### What is needed:
Copy all of the data below line by line, leaving every character unchanged.

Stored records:
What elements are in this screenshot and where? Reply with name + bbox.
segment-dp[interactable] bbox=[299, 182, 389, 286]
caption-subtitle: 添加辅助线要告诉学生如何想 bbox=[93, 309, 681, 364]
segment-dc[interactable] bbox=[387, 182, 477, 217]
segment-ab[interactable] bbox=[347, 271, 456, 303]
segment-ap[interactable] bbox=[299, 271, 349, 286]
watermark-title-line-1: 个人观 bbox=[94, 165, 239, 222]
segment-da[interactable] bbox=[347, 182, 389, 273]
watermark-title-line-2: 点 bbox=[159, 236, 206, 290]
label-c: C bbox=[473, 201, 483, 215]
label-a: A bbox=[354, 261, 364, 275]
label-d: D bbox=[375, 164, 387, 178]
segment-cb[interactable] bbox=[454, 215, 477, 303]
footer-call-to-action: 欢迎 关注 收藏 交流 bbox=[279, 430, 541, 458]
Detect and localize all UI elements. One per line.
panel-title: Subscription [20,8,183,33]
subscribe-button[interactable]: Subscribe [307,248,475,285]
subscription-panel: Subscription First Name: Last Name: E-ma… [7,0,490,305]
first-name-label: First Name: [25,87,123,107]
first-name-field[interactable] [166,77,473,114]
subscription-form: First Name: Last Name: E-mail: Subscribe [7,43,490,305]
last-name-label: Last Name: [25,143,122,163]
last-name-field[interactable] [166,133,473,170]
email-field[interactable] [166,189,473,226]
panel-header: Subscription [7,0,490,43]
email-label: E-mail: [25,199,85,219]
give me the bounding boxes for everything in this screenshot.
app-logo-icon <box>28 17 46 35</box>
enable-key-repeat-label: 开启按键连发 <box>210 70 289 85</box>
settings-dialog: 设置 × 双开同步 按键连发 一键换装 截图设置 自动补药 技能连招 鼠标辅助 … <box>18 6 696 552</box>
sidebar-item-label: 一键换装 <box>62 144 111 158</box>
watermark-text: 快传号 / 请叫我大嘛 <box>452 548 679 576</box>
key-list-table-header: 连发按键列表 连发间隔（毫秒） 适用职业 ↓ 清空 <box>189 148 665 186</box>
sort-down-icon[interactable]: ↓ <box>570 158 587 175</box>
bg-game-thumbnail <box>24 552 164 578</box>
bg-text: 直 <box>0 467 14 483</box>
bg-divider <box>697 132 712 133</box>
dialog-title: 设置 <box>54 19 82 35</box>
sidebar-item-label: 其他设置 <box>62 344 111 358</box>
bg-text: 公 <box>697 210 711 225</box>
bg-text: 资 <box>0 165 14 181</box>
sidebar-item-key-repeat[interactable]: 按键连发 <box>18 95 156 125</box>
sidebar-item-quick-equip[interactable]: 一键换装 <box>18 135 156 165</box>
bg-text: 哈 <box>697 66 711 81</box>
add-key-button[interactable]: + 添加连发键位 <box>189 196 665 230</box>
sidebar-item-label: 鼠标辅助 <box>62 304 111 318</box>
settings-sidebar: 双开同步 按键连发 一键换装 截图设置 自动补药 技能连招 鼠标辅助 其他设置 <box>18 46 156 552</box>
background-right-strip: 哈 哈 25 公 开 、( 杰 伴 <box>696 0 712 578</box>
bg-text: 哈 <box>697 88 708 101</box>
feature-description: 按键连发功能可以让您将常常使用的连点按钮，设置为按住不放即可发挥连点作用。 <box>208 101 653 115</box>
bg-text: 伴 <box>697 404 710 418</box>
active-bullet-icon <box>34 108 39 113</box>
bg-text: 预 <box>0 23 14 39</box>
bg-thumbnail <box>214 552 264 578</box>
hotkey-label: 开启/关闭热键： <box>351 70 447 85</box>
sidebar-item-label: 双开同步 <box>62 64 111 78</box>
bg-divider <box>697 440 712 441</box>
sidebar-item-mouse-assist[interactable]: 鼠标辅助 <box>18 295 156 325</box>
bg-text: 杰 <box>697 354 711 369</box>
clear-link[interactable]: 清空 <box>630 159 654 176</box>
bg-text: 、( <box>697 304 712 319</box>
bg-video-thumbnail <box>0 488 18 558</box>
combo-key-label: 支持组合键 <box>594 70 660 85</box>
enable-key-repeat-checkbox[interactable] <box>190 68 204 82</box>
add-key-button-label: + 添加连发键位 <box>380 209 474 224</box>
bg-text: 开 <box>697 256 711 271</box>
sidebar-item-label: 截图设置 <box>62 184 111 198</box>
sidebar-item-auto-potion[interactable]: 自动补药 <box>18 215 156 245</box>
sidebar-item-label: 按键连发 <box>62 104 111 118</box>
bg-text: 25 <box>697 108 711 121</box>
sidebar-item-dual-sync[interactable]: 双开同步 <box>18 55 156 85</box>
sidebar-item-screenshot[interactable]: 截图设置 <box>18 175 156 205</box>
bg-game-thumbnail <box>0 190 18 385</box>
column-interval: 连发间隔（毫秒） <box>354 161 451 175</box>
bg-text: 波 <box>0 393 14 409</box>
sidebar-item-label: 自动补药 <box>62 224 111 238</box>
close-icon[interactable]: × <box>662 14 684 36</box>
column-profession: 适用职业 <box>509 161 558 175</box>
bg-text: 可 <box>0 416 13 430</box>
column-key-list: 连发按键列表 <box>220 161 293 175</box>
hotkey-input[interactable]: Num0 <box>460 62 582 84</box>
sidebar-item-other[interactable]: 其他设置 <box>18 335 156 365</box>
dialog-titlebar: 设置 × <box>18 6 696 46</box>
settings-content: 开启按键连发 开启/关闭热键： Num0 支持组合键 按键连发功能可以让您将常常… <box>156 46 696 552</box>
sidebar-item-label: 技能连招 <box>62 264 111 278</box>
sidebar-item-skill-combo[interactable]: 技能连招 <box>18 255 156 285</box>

### Written solution:
What elements are in this screenshot and where? Reply with name + bbox.
segment-dp[interactable] bbox=[299, 182, 389, 286]
caption-subtitle: 添加辅助线要告诉学生如何想 bbox=[93, 309, 681, 364]
segment-dc[interactable] bbox=[387, 182, 477, 217]
segment-ab[interactable] bbox=[347, 271, 456, 303]
segment-ap[interactable] bbox=[299, 271, 349, 286]
watermark-title-line-1: 个人观 bbox=[94, 165, 239, 222]
segment-da[interactable] bbox=[347, 182, 389, 273]
watermark-title-line-2: 点 bbox=[159, 236, 206, 290]
label-c: C bbox=[473, 201, 483, 215]
label-a: A bbox=[354, 261, 364, 275]
label-d: D bbox=[375, 164, 387, 178]
segment-cb[interactable] bbox=[454, 215, 477, 303]
footer-call-to-action: 欢迎 关注 收藏 交流 bbox=[279, 430, 541, 458]
Detect and localize all UI elements. One per line.
panel-title: Subscription [20,8,183,33]
subscribe-button[interactable]: Subscribe [307,248,475,285]
subscription-panel: Subscription First Name: Last Name: E-ma… [7,0,490,305]
first-name-label: First Name: [25,87,123,107]
first-name-field[interactable] [166,77,473,114]
subscription-form: First Name: Last Name: E-mail: Subscribe [7,43,490,305]
last-name-label: Last Name: [25,143,122,163]
last-name-field[interactable] [166,133,473,170]
email-field[interactable] [166,189,473,226]
panel-header: Subscription [7,0,490,43]
email-label: E-mail: [25,199,85,219]
give me the bounding boxes for everything in this screenshot.
app-logo-icon <box>28 17 46 35</box>
enable-key-repeat-label: 开启按键连发 <box>210 70 289 85</box>
settings-dialog: 设置 × 双开同步 按键连发 一键换装 截图设置 自动补药 技能连招 鼠标辅助 … <box>18 6 696 552</box>
sidebar-item-label: 一键换装 <box>62 144 111 158</box>
watermark-text: 快传号 / 请叫我大嘛 <box>452 548 679 576</box>
key-list-table-header: 连发按键列表 连发间隔（毫秒） 适用职业 ↓ 清空 <box>189 148 665 186</box>
sort-down-icon[interactable]: ↓ <box>570 158 587 175</box>
bg-game-thumbnail <box>24 552 164 578</box>
bg-text: 直 <box>0 467 14 483</box>
bg-divider <box>697 132 712 133</box>
dialog-title: 设置 <box>54 19 82 35</box>
sidebar-item-label: 其他设置 <box>62 344 111 358</box>
bg-text: 公 <box>697 210 711 225</box>
bg-text: 资 <box>0 165 14 181</box>
sidebar-item-key-repeat[interactable]: 按键连发 <box>18 95 156 125</box>
sidebar-item-quick-equip[interactable]: 一键换装 <box>18 135 156 165</box>
bg-text: 哈 <box>697 66 711 81</box>
add-key-button[interactable]: + 添加连发键位 <box>189 196 665 230</box>
sidebar-item-label: 鼠标辅助 <box>62 304 111 318</box>
settings-sidebar: 双开同步 按键连发 一键换装 截图设置 自动补药 技能连招 鼠标辅助 其他设置 <box>18 46 156 552</box>
background-right-strip: 哈 哈 25 公 开 、( 杰 伴 <box>696 0 712 578</box>
bg-text: 哈 <box>697 88 708 101</box>
feature-description: 按键连发功能可以让您将常常使用的连点按钮，设置为按住不放即可发挥连点作用。 <box>208 101 653 115</box>
bg-text: 伴 <box>697 404 710 418</box>
active-bullet-icon <box>34 108 39 113</box>
bg-text: 预 <box>0 23 14 39</box>
bg-thumbnail <box>214 552 264 578</box>
hotkey-label: 开启/关闭热键： <box>351 70 447 85</box>
sidebar-item-label: 双开同步 <box>62 64 111 78</box>
bg-divider <box>697 440 712 441</box>
sidebar-item-mouse-assist[interactable]: 鼠标辅助 <box>18 295 156 325</box>
bg-text: 杰 <box>697 354 711 369</box>
clear-link[interactable]: 清空 <box>630 159 654 176</box>
bg-text: 、( <box>697 304 712 319</box>
bg-video-thumbnail <box>0 488 18 558</box>
combo-key-label: 支持组合键 <box>594 70 660 85</box>
enable-key-repeat-checkbox[interactable] <box>190 68 204 82</box>
add-key-button-label: + 添加连发键位 <box>380 209 474 224</box>
bg-text: 开 <box>697 256 711 271</box>
sidebar-item-label: 截图设置 <box>62 184 111 198</box>
sidebar-item-auto-potion[interactable]: 自动补药 <box>18 215 156 245</box>
sidebar-item-label: 按键连发 <box>62 104 111 118</box>
bg-text: 25 <box>697 108 711 121</box>
sidebar-item-dual-sync[interactable]: 双开同步 <box>18 55 156 85</box>
sidebar-item-screenshot[interactable]: 截图设置 <box>18 175 156 205</box>
bg-game-thumbnail <box>0 190 18 385</box>
column-interval: 连发间隔（毫秒） <box>354 161 451 175</box>
bg-text: 波 <box>0 393 14 409</box>
sidebar-item-label: 自动补药 <box>62 224 111 238</box>
close-icon[interactable]: × <box>662 14 684 36</box>
column-profession: 适用职业 <box>509 161 558 175</box>
bg-text: 可 <box>0 416 13 430</box>
column-key-list: 连发按键列表 <box>220 161 293 175</box>
hotkey-input[interactable]: Num0 <box>460 62 582 84</box>
sidebar-item-other[interactable]: 其他设置 <box>18 335 156 365</box>
dialog-titlebar: 设置 × <box>18 6 696 46</box>
settings-content: 开启按键连发 开启/关闭热键： Num0 支持组合键 按键连发功能可以让您将常常… <box>156 46 696 552</box>
sidebar-item-label: 技能连招 <box>62 264 111 278</box>
sidebar-item-skill-combo[interactable]: 技能连招 <box>18 255 156 285</box>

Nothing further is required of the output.